Given problem: Locate all lines in the data below that hold "اللهم" and show them.

-- Given entries start --

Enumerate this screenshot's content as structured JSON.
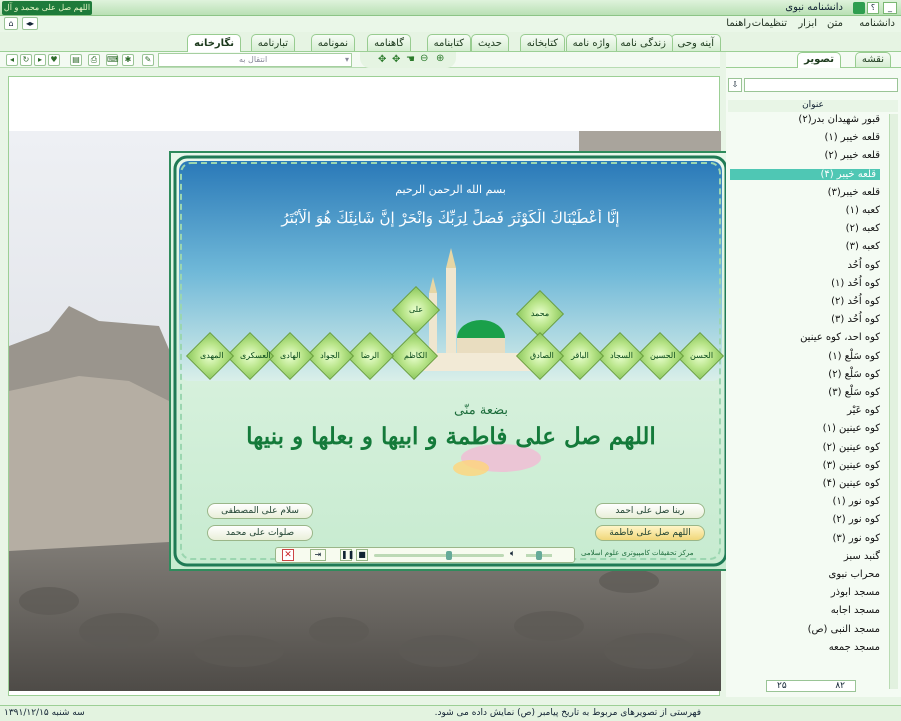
{
  "window": {
    "title": "دانشنامه نبوی",
    "help_label": "؟",
    "calligraphy": "اللهم صل علی محمد و آل محمد"
  },
  "menu": {
    "items": [
      "دانشنامه",
      "متن",
      "ابزار",
      "تنظیمات",
      "راهنما"
    ]
  },
  "tabs": [
    "آینه وحی",
    "زندگی نامه",
    "واژه نامه",
    "کتابخانه",
    "حدیث",
    "کتابنامه",
    "گاهنامه",
    "نمونامه",
    "تبارنامه",
    "نگارخانه"
  ],
  "toolbar": {
    "transfer_placeholder": "انتقال به"
  },
  "panel_tabs": {
    "left": "نقشه",
    "right": "تصویر"
  },
  "list": {
    "header": "عنوان",
    "items": [
      "قبور شهیدان بدر(۲)",
      "قلعه خیبر (۱)",
      "قلعه خیبر (۲)",
      "قلعه خیبر (۴)",
      "قلعه خیبر(۳)",
      "کعبه (۱)",
      "کعبه (۲)",
      "کعبه (۳)",
      "کوه اُحُد",
      "کوه اُحُد (۱)",
      "کوه اُحُد (۲)",
      "کوه اُحُد (۳)",
      "کوه احد، کوه عینین",
      "کوه سَلْع (۱)",
      "کوه سَلْع (۲)",
      "کوه سَلْع (۳)",
      "کوه عَیْر",
      "کوه عینین (۱)",
      "کوه عینین (۲)",
      "کوه عینین (۳)",
      "کوه عینین (۴)",
      "کوه نور (۱)",
      "کوه نور (۲)",
      "کوه نور (۳)",
      "گنبد سبز",
      "محراب نبوی",
      "مسجد ابوذر",
      "مسجد اجابه",
      "مسجد النبی (ص)",
      "مسجد جمعه"
    ],
    "selected_index": 3
  },
  "pager": {
    "current": "۲۵",
    "total": "۸۲"
  },
  "overlay": {
    "basmala": "بسم الله الرحمن الرحیم",
    "verse": "إِنَّا أَعْطَيْنَاكَ الْكَوْثَرَ فَصَلِّ لِرَبِّكَ وَانْحَرْ إِنَّ شَانِئَكَ هُوَ الْأَبْتَرُ",
    "main_calligraphy": "اللهم صل علی فاطمة و ابیها و بعلها و بنیها",
    "sub_calligraphy": "بضعة منّی",
    "medal_top_left": "علی",
    "medal_top_right": "محمد",
    "medals": [
      "الحسن",
      "الحسین",
      "السجاد",
      "الباقر",
      "الصادق",
      "الکاظم",
      "الرضا",
      "الجواد",
      "الهادی",
      "العسکری",
      "المهدی"
    ],
    "buttons": {
      "b1": "سلام علی المصطفی",
      "b2": "صلوات علی محمد",
      "b3": "ربنا صل علی احمد",
      "b4": "اللهم صل علی فاطمة"
    },
    "credit": "مرکز تحقیقات کامپیوتری علوم اسلامی"
  },
  "status": {
    "date": "سه شنبه ۱۳۹۱/۱۲/۱۵",
    "message": "فهرستی از تصویرهای مربوط به تاریخ پیامبر (ص) نمایش داده می شود."
  },
  "colors": {
    "accent": "#4fc7b4",
    "frame": "#2f8b5c",
    "teal_sky": "#3a8fbf"
  }
}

-- Given entries end --

The completed task:
    "calligraphy": "اللهم صل علی محمد و آل محمد"
    "main_calligraphy": "اللهم صل علی فاطمة و ابیها و بعلها و بنیها",
      "b4": "اللهم صل علی فاطمة"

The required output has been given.